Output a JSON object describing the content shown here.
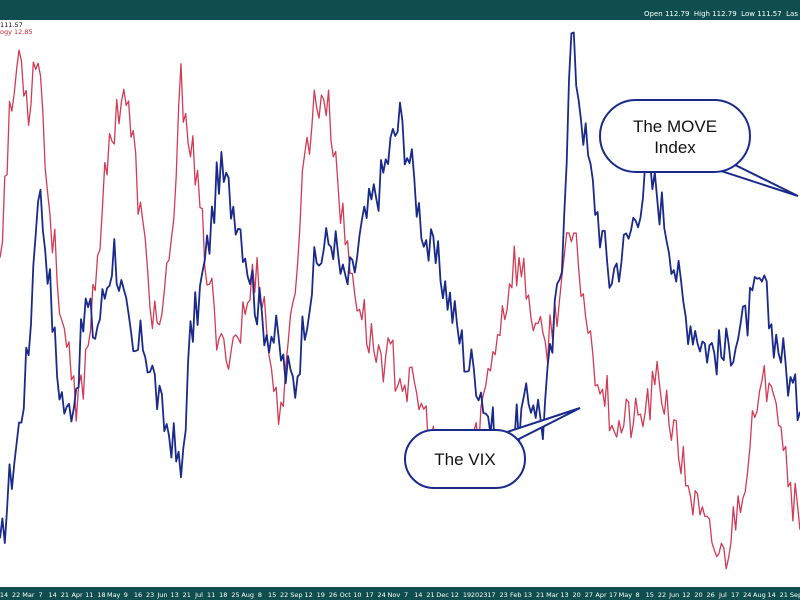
{
  "header": {
    "ohlc": [
      {
        "label": "Open",
        "value": "112.79"
      },
      {
        "label": "High",
        "value": "112.79"
      },
      {
        "label": "Low",
        "value": "111.57"
      },
      {
        "label": "Las",
        "value": ""
      }
    ]
  },
  "legend": {
    "line1": "111.57",
    "line2": "ogy 12.85"
  },
  "callouts": {
    "move": "The MOVE\nIndex",
    "vix": "The VIX"
  },
  "colors": {
    "move": "#1a2a8c",
    "vix": "#d23a55",
    "frame": "#0f4d4f",
    "callout_stroke": "#1a2a8c"
  },
  "chart_data": {
    "type": "line",
    "x_range": [
      "2022-02",
      "2023-09"
    ],
    "y_axis": "hidden",
    "grid": false,
    "series": [
      {
        "name": "The MOVE Index",
        "values": [
          0.05,
          0.18,
          0.28,
          0.42,
          0.72,
          0.58,
          0.38,
          0.3,
          0.36,
          0.5,
          0.45,
          0.52,
          0.6,
          0.5,
          0.4,
          0.44,
          0.38,
          0.3,
          0.27,
          0.19,
          0.44,
          0.52,
          0.62,
          0.74,
          0.7,
          0.66,
          0.58,
          0.5,
          0.46,
          0.44,
          0.38,
          0.36,
          0.48,
          0.56,
          0.6,
          0.62,
          0.54,
          0.55,
          0.63,
          0.68,
          0.72,
          0.78,
          0.83,
          0.76,
          0.67,
          0.6,
          0.57,
          0.52,
          0.46,
          0.4,
          0.38,
          0.32,
          0.26,
          0.22,
          0.27,
          0.31,
          0.34,
          0.29,
          0.43,
          0.6,
          0.98,
          0.85,
          0.73,
          0.64,
          0.55,
          0.58,
          0.62,
          0.68,
          0.73,
          0.7,
          0.64,
          0.56,
          0.48,
          0.46,
          0.43,
          0.42,
          0.41,
          0.44,
          0.46,
          0.5,
          0.54,
          0.46,
          0.42,
          0.36,
          0.31
        ],
        "x_labels_sample": "weekly"
      },
      {
        "name": "The VIX",
        "values": [
          0.6,
          0.82,
          0.95,
          0.86,
          0.97,
          0.7,
          0.56,
          0.42,
          0.3,
          0.4,
          0.56,
          0.71,
          0.83,
          0.89,
          0.78,
          0.62,
          0.49,
          0.47,
          0.59,
          0.89,
          0.8,
          0.66,
          0.54,
          0.41,
          0.43,
          0.45,
          0.5,
          0.58,
          0.46,
          0.32,
          0.35,
          0.55,
          0.77,
          0.85,
          0.88,
          0.8,
          0.64,
          0.55,
          0.49,
          0.43,
          0.41,
          0.4,
          0.38,
          0.35,
          0.33,
          0.28,
          0.22,
          0.2,
          0.19,
          0.22,
          0.26,
          0.35,
          0.44,
          0.5,
          0.58,
          0.55,
          0.48,
          0.42,
          0.46,
          0.55,
          0.62,
          0.55,
          0.43,
          0.37,
          0.32,
          0.28,
          0.3,
          0.29,
          0.32,
          0.36,
          0.33,
          0.25,
          0.2,
          0.14,
          0.1,
          0.07,
          0.05,
          0.11,
          0.19,
          0.27,
          0.33,
          0.4,
          0.3,
          0.18,
          0.1
        ]
      }
    ],
    "x_ticks": [
      "14",
      "22",
      "Mar",
      "7",
      "14",
      "21",
      "Apr",
      "11",
      "18",
      "May",
      "9",
      "16",
      "23",
      "Jun",
      "13",
      "21",
      "Jul",
      "11",
      "18",
      "25",
      "Aug",
      "8",
      "15",
      "22",
      "Sep",
      "12",
      "19",
      "26",
      "Oct",
      "10",
      "17",
      "24",
      "Nov",
      "7",
      "14",
      "21",
      "Dec",
      "12",
      "19",
      "2023",
      "17",
      "23",
      "Feb",
      "13",
      "21",
      "Mar",
      "13",
      "20",
      "27",
      "Apr",
      "17",
      "May",
      "8",
      "15",
      "22",
      "Jun",
      "12",
      "20",
      "26",
      "Jul",
      "17",
      "24",
      "Aug",
      "14",
      "21",
      "Sep"
    ]
  }
}
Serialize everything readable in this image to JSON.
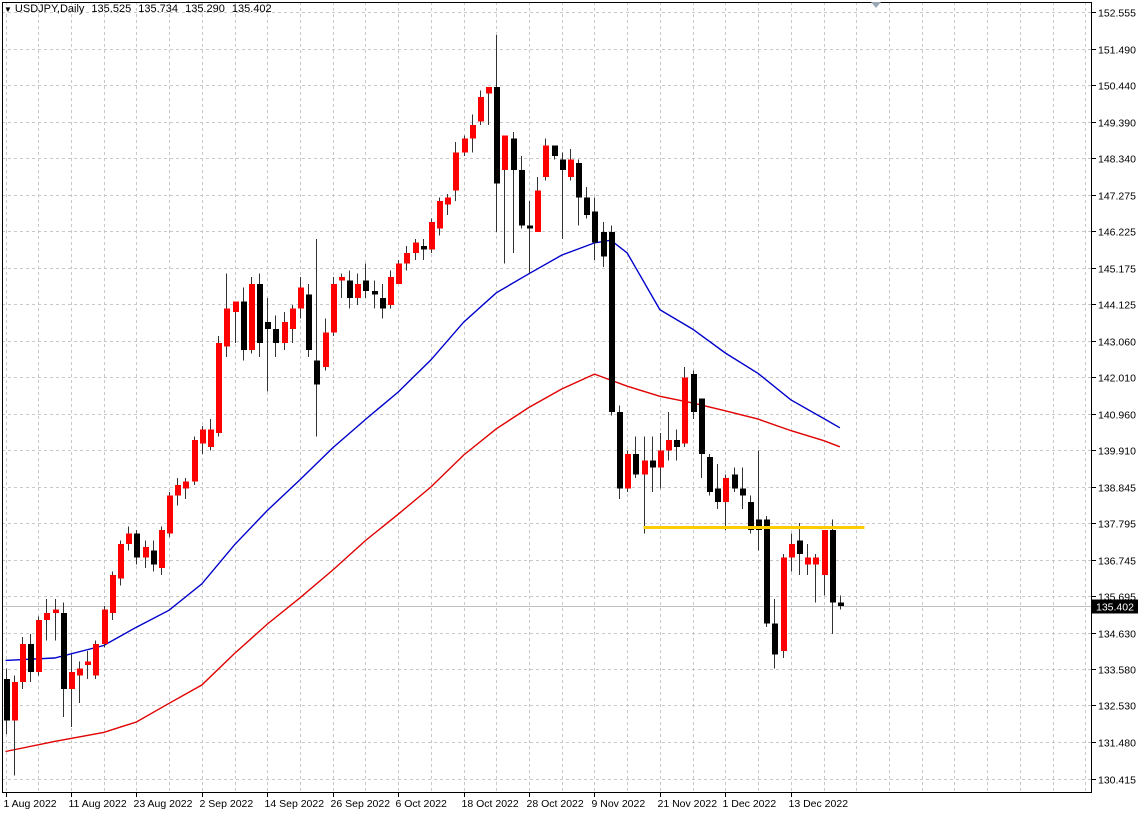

[TASK TO CARRY OUT] Above is a listing; report how many of its lines include the word "JSON", giving the number only.

[ANSWER TO THIS EXERCISE] 2